> [Exercise prompt]:
Using the data below, copy every line that contains the word "label".

> [Extracted data]:
<<<<

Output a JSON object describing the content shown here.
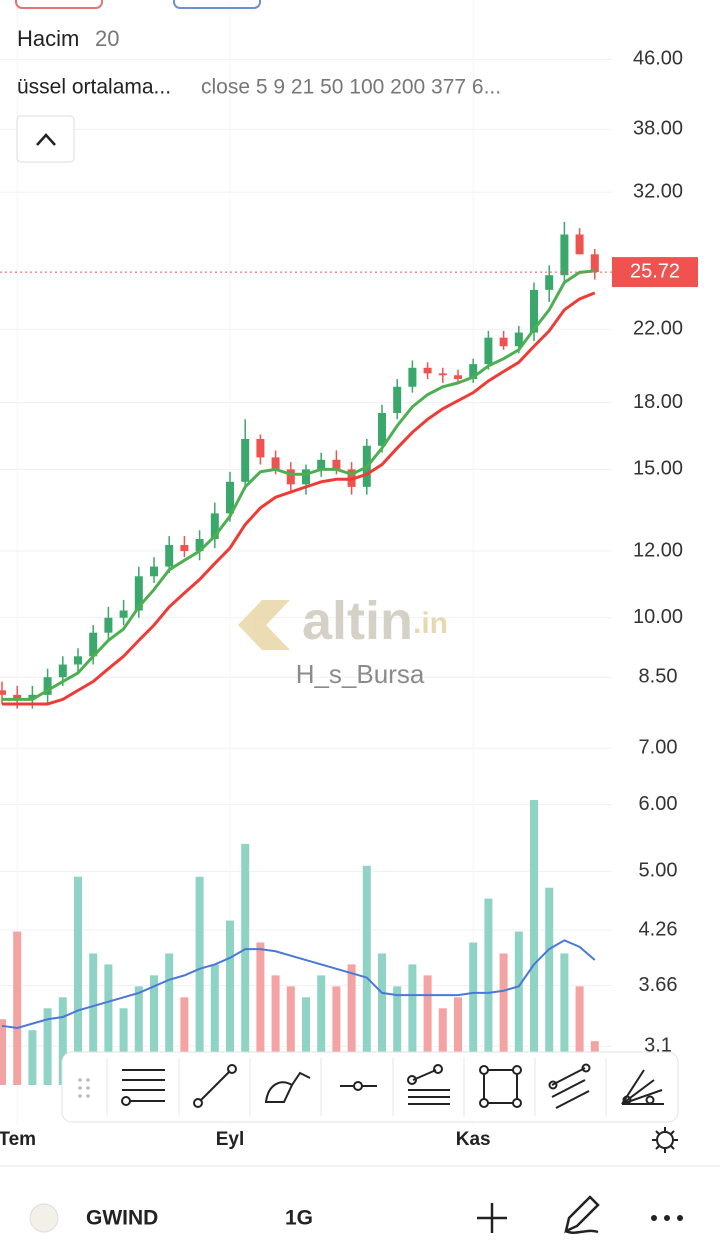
{
  "header": {
    "indicator": "Hacim",
    "period": "20",
    "ma_name": "üssel ortalama...",
    "ma_params": "close 5 9 21 50 100 200 377 6..."
  },
  "watermark": {
    "brand": "altin",
    "suffix": ".in",
    "author": "H_s_Bursa"
  },
  "bottom_bar": {
    "symbol": "GWIND",
    "interval": "1G"
  },
  "chart_data": {
    "type": "candlestick",
    "categories": [
      null,
      "Tem",
      null,
      null,
      null,
      null,
      null,
      null,
      null,
      null,
      null,
      null,
      null,
      null,
      null,
      "Eyl",
      null,
      null,
      null,
      null,
      null,
      null,
      null,
      null,
      null,
      null,
      null,
      null,
      null,
      null,
      null,
      "Kas",
      null,
      null,
      null,
      null,
      null,
      null,
      null,
      null
    ],
    "open": [
      8.2,
      8.1,
      8.0,
      8.1,
      8.5,
      8.8,
      9.0,
      9.6,
      10.0,
      10.2,
      11.2,
      11.5,
      12.2,
      12.0,
      12.4,
      13.3,
      14.5,
      16.3,
      15.5,
      15.0,
      14.4,
      15.0,
      15.4,
      15.0,
      14.3,
      16.0,
      17.5,
      18.8,
      19.8,
      19.5,
      19.4,
      19.2,
      20.0,
      21.5,
      21.0,
      21.8,
      24.5,
      25.5,
      28.5,
      27.0
    ],
    "high": [
      8.4,
      8.3,
      8.3,
      8.7,
      9.0,
      9.2,
      9.8,
      10.3,
      10.5,
      11.5,
      11.8,
      12.5,
      12.5,
      12.7,
      13.7,
      14.9,
      17.2,
      16.5,
      15.8,
      15.3,
      15.2,
      15.7,
      15.8,
      15.3,
      16.3,
      17.9,
      19.2,
      20.2,
      20.1,
      19.8,
      19.7,
      20.3,
      21.9,
      21.9,
      22.2,
      25.0,
      26.2,
      29.5,
      29.0,
      27.4
    ],
    "low": [
      7.9,
      7.8,
      7.8,
      7.9,
      8.3,
      8.6,
      8.8,
      9.4,
      9.8,
      10.0,
      11.0,
      11.3,
      11.8,
      11.7,
      12.1,
      13.0,
      14.2,
      15.2,
      14.8,
      14.1,
      14.0,
      14.7,
      14.8,
      14.0,
      14.0,
      15.7,
      17.2,
      18.5,
      19.2,
      19.0,
      19.0,
      19.0,
      19.7,
      20.8,
      20.6,
      21.3,
      23.7,
      24.9,
      27.0,
      25.2
    ],
    "close": [
      8.1,
      8.0,
      8.1,
      8.5,
      8.8,
      9.0,
      9.6,
      10.0,
      10.2,
      11.2,
      11.5,
      12.2,
      12.0,
      12.4,
      13.3,
      14.5,
      16.3,
      15.5,
      15.0,
      14.4,
      15.0,
      15.4,
      15.0,
      14.3,
      16.0,
      17.5,
      18.8,
      19.8,
      19.5,
      19.4,
      19.2,
      20.0,
      21.5,
      21.0,
      21.8,
      24.5,
      25.5,
      28.5,
      27.0,
      25.72
    ],
    "up_color": "#3aa86a",
    "down_color": "#ef5350",
    "series": [
      {
        "color": "#4caf50",
        "values": [
          8.0,
          8.0,
          8.0,
          8.2,
          8.4,
          8.6,
          9.0,
          9.4,
          9.7,
          10.3,
          10.8,
          11.4,
          11.7,
          12.0,
          12.5,
          13.2,
          14.3,
          14.9,
          15.0,
          14.8,
          14.8,
          15.0,
          15.0,
          14.8,
          15.1,
          15.9,
          16.9,
          17.8,
          18.4,
          18.8,
          19.0,
          19.3,
          19.9,
          20.3,
          20.8,
          22.0,
          23.2,
          25.0,
          25.7,
          25.8
        ]
      },
      {
        "color": "#ef3b36",
        "values": [
          7.9,
          7.9,
          7.9,
          7.9,
          8.0,
          8.2,
          8.4,
          8.7,
          9.0,
          9.4,
          9.8,
          10.3,
          10.7,
          11.1,
          11.6,
          12.1,
          12.9,
          13.5,
          13.9,
          14.1,
          14.3,
          14.5,
          14.6,
          14.6,
          14.8,
          15.2,
          15.9,
          16.6,
          17.2,
          17.7,
          18.1,
          18.5,
          19.1,
          19.6,
          20.1,
          21.0,
          21.9,
          23.2,
          23.9,
          24.3
        ]
      }
    ],
    "volume": {
      "values": [
        30,
        70,
        25,
        35,
        40,
        95,
        60,
        55,
        35,
        45,
        50,
        60,
        40,
        95,
        55,
        75,
        110,
        65,
        50,
        45,
        40,
        50,
        45,
        55,
        100,
        60,
        45,
        55,
        50,
        35,
        40,
        65,
        85,
        60,
        70,
        130,
        90,
        60,
        45,
        20
      ],
      "up_color": "#8fd3c4",
      "down_color": "#f4a3a3",
      "ma": {
        "color": "#4a78d8",
        "values": [
          27,
          26,
          28,
          30,
          31,
          34,
          36,
          38,
          40,
          42,
          45,
          48,
          50,
          53,
          55,
          58,
          62,
          62,
          61,
          59,
          57,
          55,
          53,
          51,
          49,
          42,
          41,
          41,
          41,
          41,
          41,
          42,
          42,
          43,
          45,
          55,
          62,
          66,
          63,
          57
        ]
      }
    },
    "ylim": [
      2.5,
      54.1
    ],
    "yticks": [
      {
        "value": 46,
        "label": "46.00"
      },
      {
        "value": 38,
        "label": "38.00"
      },
      {
        "value": 32,
        "label": "32.00"
      },
      {
        "value": 22,
        "label": "22.00"
      },
      {
        "value": 18,
        "label": "18.00"
      },
      {
        "value": 15,
        "label": "15.00"
      },
      {
        "value": 12,
        "label": "12.00"
      },
      {
        "value": 10,
        "label": "10.00"
      },
      {
        "value": 8.5,
        "label": "8.50"
      },
      {
        "value": 7,
        "label": "7.00"
      },
      {
        "value": 6,
        "label": "6.00"
      },
      {
        "value": 5,
        "label": "5.00"
      },
      4.26,
      3.66,
      3.1
    ],
    "log_scale": true,
    "grid": true,
    "last_price": 25.72
  }
}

>>>>

> [Exercise response]:
        "label": "46.00"
        "label": "38.00"
        "label": "32.00"
        "label": "22.00"
        "label": "18.00"
        "label": "15.00"
        "label": "12.00"
        "label": "10.00"
        "label": "8.50"
        "label": "7.00"
        "label": "6.00"
        "label": "5.00"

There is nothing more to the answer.